• _WRITTEN INSTRUCTION_: All of the material below is to be returned exactly.

[Saved entries]

=====

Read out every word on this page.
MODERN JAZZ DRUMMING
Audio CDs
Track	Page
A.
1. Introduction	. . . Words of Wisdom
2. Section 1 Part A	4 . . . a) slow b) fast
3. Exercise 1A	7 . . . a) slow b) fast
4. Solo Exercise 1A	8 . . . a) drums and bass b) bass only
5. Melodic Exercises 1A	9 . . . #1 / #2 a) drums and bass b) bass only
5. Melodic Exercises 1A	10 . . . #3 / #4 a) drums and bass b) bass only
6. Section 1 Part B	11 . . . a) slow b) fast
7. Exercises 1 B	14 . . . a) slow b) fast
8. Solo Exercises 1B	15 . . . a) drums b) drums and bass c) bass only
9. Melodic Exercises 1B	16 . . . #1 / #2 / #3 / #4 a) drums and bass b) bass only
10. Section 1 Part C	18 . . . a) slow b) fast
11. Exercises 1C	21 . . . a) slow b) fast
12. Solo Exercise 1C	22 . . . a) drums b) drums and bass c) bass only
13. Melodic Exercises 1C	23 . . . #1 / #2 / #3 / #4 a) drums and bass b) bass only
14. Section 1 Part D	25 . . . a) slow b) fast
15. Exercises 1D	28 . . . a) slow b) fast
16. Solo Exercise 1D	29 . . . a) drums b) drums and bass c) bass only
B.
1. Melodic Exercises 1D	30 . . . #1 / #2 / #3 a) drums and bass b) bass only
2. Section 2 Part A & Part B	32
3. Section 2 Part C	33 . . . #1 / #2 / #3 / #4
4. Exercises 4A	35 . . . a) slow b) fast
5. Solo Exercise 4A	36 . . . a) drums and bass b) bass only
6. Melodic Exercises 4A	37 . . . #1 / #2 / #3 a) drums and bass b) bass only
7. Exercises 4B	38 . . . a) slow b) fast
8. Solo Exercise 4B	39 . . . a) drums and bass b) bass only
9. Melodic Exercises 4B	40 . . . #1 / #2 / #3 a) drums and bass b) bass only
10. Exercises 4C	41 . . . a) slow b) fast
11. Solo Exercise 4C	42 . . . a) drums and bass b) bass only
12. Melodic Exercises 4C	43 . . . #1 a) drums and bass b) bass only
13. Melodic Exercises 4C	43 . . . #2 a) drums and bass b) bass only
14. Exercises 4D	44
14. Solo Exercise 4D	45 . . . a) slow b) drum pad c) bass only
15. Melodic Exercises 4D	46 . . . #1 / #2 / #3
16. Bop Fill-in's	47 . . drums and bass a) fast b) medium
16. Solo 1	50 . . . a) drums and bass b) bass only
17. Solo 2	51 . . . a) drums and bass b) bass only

=====

• _SOLVED EXERCISE_:
Read out every word on this page.
MODERN JAZZ DRUMMING
Audio CDs
Track	Page
A.
1. Introduction	. . . Words of Wisdom
2. Section 1 Part A	4 . . . a) slow b) fast
3. Exercise 1A	7 . . . a) slow b) fast
4. Solo Exercise 1A	8 . . . a) drums and bass b) bass only
5. Melodic Exercises 1A	9 . . . #1 / #2 a) drums and bass b) bass only
5. Melodic Exercises 1A	10 . . . #3 / #4 a) drums and bass b) bass only
6. Section 1 Part B	11 . . . a) slow b) fast
7. Exercises 1 B	14 . . . a) slow b) fast
8. Solo Exercises 1B	15 . . . a) drums b) drums and bass c) bass only
9. Melodic Exercises 1B	16 . . . #1 / #2 / #3 / #4 a) drums and bass b) bass only
10. Section 1 Part C	18 . . . a) slow b) fast
11. Exercises 1C	21 . . . a) slow b) fast
12. Solo Exercise 1C	22 . . . a) drums b) drums and bass c) bass only
13. Melodic Exercises 1C	23 . . . #1 / #2 / #3 / #4 a) drums and bass b) bass only
14. Section 1 Part D	25 . . . a) slow b) fast
15. Exercises 1D	28 . . . a) slow b) fast
16. Solo Exercise 1D	29 . . . a) drums b) drums and bass c) bass only
B.
1. Melodic Exercises 1D	30 . . . #1 / #2 / #3 a) drums and bass b) bass only
2. Section 2 Part A & Part B	32
3. Section 2 Part C	33 . . . #1 / #2 / #3 / #4
4. Exercises 4A	35 . . . a) slow b) fast
5. Solo Exercise 4A	36 . . . a) drums and bass b) bass only
6. Melodic Exercises 4A	37 . . . #1 / #2 / #3 a) drums and bass b) bass only
7. Exercises 4B	38 . . . a) slow b) fast
8. Solo Exercise 4B	39 . . . a) drums and bass b) bass only
9. Melodic Exercises 4B	40 . . . #1 / #2 / #3 a) drums and bass b) bass only
10. Exercises 4C	41 . . . a) slow b) fast
11. Solo Exercise 4C	42 . . . a) drums and bass b) bass only
12. Melodic Exercises 4C	43 . . . #1 a) drums and bass b) bass only
13. Melodic Exercises 4C	43 . . . #2 a) drums and bass b) bass only
14. Exercises 4D	44
14. Solo Exercise 4D	45 . . . a) slow b) drum pad c) bass only
15. Melodic Exercises 4D	46 . . . #1 / #2 / #3
16. Bop Fill-in's	47 . . drums and bass a) fast b) medium
16. Solo 1	50 . . . a) drums and bass b) bass only
17. Solo 2	51 . . . a) drums and bass b) bass only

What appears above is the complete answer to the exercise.